### Material
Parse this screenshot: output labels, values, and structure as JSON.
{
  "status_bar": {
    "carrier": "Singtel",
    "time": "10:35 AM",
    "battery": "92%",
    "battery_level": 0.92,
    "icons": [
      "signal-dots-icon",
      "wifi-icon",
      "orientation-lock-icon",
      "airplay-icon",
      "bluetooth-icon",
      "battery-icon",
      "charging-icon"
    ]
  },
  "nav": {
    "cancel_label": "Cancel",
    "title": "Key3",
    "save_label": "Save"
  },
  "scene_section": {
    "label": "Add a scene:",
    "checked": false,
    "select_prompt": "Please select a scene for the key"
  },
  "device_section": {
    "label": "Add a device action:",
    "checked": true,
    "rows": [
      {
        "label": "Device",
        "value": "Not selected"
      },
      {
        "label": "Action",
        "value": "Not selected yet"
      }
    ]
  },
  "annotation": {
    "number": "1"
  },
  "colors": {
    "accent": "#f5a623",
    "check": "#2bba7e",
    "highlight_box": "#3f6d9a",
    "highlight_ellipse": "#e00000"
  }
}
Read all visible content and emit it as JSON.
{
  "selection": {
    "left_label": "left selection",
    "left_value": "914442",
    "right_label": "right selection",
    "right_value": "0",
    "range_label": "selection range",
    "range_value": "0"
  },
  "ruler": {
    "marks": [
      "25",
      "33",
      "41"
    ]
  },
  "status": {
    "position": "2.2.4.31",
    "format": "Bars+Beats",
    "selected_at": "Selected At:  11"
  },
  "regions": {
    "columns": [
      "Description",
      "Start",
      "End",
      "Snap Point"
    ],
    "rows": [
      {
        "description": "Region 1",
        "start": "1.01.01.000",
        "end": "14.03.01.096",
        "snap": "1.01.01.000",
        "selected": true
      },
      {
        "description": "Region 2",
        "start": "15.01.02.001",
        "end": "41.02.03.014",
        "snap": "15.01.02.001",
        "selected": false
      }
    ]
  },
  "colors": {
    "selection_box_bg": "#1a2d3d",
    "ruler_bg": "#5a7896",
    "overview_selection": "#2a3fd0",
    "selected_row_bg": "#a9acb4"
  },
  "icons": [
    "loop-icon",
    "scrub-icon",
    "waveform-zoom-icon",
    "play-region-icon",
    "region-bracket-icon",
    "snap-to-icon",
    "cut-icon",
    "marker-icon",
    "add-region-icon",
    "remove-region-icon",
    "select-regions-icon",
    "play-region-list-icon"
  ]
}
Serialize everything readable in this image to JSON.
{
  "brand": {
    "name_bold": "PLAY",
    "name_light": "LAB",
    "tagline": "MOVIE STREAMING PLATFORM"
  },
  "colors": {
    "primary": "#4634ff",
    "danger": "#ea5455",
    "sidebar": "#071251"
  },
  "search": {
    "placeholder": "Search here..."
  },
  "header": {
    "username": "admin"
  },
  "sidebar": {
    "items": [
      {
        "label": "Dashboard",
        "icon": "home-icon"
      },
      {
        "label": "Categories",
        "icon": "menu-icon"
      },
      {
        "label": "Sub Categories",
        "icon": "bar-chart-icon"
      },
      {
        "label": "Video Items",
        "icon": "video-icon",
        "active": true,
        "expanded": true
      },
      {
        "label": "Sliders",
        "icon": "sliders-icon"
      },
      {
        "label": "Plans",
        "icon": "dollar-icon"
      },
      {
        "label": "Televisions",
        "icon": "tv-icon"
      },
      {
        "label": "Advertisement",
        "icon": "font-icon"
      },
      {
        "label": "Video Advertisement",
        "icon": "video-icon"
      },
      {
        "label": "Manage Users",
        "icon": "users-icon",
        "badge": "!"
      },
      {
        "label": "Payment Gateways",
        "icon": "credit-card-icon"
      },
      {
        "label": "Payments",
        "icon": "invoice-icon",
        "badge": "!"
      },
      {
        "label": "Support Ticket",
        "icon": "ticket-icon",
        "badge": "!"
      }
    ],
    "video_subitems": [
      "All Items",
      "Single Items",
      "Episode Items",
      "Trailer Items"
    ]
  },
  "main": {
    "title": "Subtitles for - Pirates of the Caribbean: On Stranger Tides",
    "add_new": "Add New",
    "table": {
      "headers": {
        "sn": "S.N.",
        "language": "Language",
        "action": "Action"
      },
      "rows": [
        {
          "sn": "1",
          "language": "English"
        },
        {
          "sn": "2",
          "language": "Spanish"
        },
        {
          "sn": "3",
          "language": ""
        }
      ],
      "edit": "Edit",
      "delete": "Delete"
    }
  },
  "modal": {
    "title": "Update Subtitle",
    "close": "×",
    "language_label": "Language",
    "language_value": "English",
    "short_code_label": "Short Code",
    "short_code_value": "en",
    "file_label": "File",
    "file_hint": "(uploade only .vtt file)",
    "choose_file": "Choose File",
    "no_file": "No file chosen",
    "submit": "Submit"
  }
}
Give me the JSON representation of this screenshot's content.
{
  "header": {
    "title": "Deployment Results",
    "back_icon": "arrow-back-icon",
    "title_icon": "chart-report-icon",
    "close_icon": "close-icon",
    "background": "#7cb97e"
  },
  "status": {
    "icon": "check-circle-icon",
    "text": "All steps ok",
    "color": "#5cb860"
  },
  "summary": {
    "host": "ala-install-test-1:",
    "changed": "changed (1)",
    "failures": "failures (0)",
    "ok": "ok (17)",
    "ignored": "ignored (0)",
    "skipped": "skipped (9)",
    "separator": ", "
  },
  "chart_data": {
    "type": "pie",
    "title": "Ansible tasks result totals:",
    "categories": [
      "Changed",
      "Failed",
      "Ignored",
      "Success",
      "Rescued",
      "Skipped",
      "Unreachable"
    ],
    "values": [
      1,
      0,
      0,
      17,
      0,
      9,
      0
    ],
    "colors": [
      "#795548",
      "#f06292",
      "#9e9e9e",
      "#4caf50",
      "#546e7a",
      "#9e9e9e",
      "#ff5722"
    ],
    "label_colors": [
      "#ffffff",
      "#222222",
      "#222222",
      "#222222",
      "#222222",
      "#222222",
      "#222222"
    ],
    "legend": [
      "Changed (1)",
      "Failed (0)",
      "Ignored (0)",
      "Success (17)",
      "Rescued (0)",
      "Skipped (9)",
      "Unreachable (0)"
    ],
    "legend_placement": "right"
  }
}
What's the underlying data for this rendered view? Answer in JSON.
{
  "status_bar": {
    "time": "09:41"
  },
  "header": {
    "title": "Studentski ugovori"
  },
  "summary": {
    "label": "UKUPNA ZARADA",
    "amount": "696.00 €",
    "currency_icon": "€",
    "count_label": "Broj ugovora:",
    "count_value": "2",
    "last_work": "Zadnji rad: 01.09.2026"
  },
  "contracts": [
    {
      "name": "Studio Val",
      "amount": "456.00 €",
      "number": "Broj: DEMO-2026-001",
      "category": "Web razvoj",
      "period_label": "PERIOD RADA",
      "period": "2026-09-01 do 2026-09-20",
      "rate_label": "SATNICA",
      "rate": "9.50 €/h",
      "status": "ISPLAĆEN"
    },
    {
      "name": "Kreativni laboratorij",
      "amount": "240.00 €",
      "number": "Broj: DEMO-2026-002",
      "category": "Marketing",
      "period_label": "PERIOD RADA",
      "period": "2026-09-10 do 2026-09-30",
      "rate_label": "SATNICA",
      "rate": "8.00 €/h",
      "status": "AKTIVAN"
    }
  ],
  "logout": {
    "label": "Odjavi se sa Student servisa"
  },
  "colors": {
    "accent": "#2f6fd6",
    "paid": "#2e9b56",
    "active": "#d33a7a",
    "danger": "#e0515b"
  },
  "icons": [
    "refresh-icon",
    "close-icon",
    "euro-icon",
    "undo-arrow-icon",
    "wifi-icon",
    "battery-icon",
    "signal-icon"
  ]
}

### Problem details
Please list every line of the records that contains "category".

### Result for this exercise
      "category": "Web razvoj",
      "category": "Marketing",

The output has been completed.